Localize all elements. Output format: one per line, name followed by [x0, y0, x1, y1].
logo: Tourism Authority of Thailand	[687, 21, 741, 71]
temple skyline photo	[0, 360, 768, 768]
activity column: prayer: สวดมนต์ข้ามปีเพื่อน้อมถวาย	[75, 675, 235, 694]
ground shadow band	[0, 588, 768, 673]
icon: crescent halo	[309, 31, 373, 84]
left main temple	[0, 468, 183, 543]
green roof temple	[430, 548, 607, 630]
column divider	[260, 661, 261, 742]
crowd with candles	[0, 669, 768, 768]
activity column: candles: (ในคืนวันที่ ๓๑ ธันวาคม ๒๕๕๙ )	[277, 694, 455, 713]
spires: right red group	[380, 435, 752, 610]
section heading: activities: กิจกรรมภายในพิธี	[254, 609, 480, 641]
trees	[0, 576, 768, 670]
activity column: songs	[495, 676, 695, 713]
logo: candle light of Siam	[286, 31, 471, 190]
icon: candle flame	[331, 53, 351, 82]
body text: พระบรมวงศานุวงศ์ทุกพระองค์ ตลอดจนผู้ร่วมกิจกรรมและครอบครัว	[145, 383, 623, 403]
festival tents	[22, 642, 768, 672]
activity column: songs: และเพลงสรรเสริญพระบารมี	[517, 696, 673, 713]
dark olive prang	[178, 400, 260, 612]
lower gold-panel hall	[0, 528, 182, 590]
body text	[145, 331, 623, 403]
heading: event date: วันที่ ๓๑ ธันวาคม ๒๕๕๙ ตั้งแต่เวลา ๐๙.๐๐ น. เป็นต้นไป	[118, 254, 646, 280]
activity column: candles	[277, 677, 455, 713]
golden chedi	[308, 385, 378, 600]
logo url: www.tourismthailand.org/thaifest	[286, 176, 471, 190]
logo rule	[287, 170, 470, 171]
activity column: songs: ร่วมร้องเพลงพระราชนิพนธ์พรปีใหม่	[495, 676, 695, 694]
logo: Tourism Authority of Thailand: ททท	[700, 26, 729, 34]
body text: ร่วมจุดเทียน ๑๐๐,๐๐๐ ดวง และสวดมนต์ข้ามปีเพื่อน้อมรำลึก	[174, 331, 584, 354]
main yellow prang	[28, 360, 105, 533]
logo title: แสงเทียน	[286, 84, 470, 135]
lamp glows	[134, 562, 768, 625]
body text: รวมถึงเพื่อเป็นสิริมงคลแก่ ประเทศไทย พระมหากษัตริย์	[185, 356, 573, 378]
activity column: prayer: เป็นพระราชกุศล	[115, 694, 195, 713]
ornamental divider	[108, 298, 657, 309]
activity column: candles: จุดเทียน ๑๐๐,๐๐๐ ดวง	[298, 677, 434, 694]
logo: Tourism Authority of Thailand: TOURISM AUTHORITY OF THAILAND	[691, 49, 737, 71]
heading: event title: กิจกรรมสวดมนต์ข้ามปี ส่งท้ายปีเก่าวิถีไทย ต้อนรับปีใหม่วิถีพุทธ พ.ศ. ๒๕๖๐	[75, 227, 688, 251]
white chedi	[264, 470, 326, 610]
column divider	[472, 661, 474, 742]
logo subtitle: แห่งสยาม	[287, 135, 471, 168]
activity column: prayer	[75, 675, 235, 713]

+ + +

WHAT IS NEEDED » Turn the listing above into a numbered list, omitting any blank lines.

FINAL RESULT »
1. Localize all elements. Output format: one per line, name followed by [x0, y0, x1, y1].
2. logo: Tourism Authority of Thailand	[687, 21, 741, 71]
3. temple skyline photo	[0, 360, 768, 768]
4. activity column: prayer: สวดมนต์ข้ามปีเพื่อน้อมถวาย	[75, 675, 235, 694]
5. ground shadow band	[0, 588, 768, 673]
6. icon: crescent halo	[309, 31, 373, 84]
7. left main temple	[0, 468, 183, 543]
8. green roof temple	[430, 548, 607, 630]
9. column divider	[260, 661, 261, 742]
10. crowd with candles	[0, 669, 768, 768]
11. activity column: candles: (ในคืนวันที่ ๓๑ ธันวาคม ๒๕๕๙ )	[277, 694, 455, 713]
12. spires: right red group	[380, 435, 752, 610]
13. section heading: activities: กิจกรรมภายในพิธี	[254, 609, 480, 641]
14. trees	[0, 576, 768, 670]
15. activity column: songs	[495, 676, 695, 713]
16. logo: candle light of Siam	[286, 31, 471, 190]
17. icon: candle flame	[331, 53, 351, 82]
18. body text: พระบรมวงศานุวงศ์ทุกพระองค์ ตลอดจนผู้ร่วมกิจกรรมและครอบครัว	[145, 383, 623, 403]
19. festival tents	[22, 642, 768, 672]
20. activity column: songs: และเพลงสรรเสริญพระบารมี	[517, 696, 673, 713]
21. dark olive prang	[178, 400, 260, 612]
22. lower gold-panel hall	[0, 528, 182, 590]
23. body text	[145, 331, 623, 403]
24. heading: event date: วันที่ ๓๑ ธันวาคม ๒๕๕๙ ตั้งแต่เวลา ๐๙.๐๐ น. เป็นต้นไป	[118, 254, 646, 280]
25. activity column: candles	[277, 677, 455, 713]
26. golden chedi	[308, 385, 378, 600]
27. logo url: www.tourismthailand.org/thaifest	[286, 176, 471, 190]
28. logo rule	[287, 170, 470, 171]
29. activity column: songs: ร่วมร้องเพลงพระราชนิพนธ์พรปีใหม่	[495, 676, 695, 694]
30. logo: Tourism Authority of Thailand: ททท	[700, 26, 729, 34]
31. body text: ร่วมจุดเทียน ๑๐๐,๐๐๐ ดวง และสวดมนต์ข้ามปีเพื่อน้อมรำลึก	[174, 331, 584, 354]
32. main yellow prang	[28, 360, 105, 533]
33. logo title: แสงเทียน	[286, 84, 470, 135]
34. lamp glows	[134, 562, 768, 625]
35. body text: รวมถึงเพื่อเป็นสิริมงคลแก่ ประเทศไทย พระมหากษัตริย์	[185, 356, 573, 378]
36. activity column: prayer: เป็นพระราชกุศล	[115, 694, 195, 713]
37. ornamental divider	[108, 298, 657, 309]
38. activity column: candles: จุดเทียน ๑๐๐,๐๐๐ ดวง	[298, 677, 434, 694]
39. logo: Tourism Authority of Thailand: TOURISM AUTHORITY OF THAILAND	[691, 49, 737, 71]
40. heading: event title: กิจกรรมสวดมนต์ข้ามปี ส่งท้ายปีเก่าวิถีไทย ต้อนรับปีใหม่วิถีพุทธ พ.ศ. ๒๕๖๐	[75, 227, 688, 251]
41. white chedi	[264, 470, 326, 610]
42. column divider	[472, 661, 474, 742]
43. logo subtitle: แห่งสยาม	[287, 135, 471, 168]
44. activity column: prayer	[75, 675, 235, 713]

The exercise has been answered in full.